Requirement.
State the number of lines in the material below that have "thúc" in them, without any other text.

Supplied material.

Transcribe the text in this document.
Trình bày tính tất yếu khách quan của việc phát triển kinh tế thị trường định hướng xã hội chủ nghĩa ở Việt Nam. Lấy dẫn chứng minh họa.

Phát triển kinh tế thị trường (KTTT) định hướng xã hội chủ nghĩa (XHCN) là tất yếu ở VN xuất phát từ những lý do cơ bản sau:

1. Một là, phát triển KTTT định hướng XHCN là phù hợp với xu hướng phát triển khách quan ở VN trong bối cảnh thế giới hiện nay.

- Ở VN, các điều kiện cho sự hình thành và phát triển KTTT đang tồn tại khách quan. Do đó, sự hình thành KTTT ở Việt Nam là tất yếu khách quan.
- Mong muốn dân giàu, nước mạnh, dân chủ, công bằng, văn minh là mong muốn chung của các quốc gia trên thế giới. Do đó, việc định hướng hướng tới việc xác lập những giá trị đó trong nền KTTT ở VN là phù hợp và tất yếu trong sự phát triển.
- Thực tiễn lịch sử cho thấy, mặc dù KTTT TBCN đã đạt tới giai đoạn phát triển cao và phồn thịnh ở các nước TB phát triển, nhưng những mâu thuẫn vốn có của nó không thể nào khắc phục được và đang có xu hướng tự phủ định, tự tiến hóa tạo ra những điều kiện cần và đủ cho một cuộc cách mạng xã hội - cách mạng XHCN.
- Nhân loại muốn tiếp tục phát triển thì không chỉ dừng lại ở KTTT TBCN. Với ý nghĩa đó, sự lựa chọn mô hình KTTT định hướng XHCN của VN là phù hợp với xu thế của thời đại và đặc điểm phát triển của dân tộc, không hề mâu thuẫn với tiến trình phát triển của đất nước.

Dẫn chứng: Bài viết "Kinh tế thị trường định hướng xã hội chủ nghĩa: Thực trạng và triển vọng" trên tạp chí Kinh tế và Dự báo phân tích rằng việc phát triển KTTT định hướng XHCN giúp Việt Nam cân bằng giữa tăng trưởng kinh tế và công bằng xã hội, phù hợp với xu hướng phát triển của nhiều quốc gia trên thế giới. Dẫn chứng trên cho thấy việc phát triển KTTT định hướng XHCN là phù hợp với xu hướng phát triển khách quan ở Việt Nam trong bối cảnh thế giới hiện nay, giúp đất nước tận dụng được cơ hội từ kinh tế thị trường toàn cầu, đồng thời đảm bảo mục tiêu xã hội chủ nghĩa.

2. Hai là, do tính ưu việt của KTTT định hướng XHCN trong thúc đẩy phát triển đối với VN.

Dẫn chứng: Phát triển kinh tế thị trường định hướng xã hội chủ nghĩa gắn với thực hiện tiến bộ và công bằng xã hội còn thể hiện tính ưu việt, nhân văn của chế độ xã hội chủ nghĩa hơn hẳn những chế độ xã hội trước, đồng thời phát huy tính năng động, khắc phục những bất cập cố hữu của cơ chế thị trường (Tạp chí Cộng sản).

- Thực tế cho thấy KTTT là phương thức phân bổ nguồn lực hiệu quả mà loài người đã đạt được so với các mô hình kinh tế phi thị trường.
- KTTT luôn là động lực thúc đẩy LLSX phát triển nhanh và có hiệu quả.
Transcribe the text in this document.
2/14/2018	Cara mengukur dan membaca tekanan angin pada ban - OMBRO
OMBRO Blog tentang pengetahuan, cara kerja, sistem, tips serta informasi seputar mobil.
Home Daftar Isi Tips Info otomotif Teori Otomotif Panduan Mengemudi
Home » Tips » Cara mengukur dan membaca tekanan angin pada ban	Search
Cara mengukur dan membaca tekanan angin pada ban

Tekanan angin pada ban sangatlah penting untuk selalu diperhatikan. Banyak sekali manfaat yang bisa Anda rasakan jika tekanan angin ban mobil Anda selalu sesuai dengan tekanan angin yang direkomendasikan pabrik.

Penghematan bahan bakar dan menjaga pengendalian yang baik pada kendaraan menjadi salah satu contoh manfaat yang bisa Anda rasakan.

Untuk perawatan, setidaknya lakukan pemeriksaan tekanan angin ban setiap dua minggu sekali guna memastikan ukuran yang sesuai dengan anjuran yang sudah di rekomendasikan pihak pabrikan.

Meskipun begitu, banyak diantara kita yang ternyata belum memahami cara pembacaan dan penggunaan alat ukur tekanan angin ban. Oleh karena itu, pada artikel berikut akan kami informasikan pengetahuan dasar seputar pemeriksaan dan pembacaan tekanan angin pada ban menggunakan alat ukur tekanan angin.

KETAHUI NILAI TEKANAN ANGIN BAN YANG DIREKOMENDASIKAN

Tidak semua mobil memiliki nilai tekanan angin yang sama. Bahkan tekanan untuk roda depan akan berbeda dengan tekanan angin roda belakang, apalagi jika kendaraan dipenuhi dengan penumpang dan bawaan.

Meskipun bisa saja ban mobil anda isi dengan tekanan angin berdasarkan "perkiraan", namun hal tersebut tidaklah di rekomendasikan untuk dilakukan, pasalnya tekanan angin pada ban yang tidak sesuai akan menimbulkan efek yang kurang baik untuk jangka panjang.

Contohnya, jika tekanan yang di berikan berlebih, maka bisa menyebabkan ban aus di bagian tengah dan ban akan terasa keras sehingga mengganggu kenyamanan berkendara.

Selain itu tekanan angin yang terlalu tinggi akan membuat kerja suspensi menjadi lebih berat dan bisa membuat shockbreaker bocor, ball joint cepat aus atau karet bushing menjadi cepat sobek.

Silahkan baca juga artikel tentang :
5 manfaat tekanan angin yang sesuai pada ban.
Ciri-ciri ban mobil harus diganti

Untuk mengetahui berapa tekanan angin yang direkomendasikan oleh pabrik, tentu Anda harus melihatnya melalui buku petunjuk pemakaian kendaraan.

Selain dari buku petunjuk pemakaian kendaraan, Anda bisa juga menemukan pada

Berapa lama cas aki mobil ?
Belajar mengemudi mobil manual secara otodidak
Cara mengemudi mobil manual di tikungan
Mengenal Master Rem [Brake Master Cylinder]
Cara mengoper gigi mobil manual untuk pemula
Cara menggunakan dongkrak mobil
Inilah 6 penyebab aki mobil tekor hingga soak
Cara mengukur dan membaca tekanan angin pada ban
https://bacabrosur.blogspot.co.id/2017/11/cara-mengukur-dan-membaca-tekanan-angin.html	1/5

Solution to this task.
2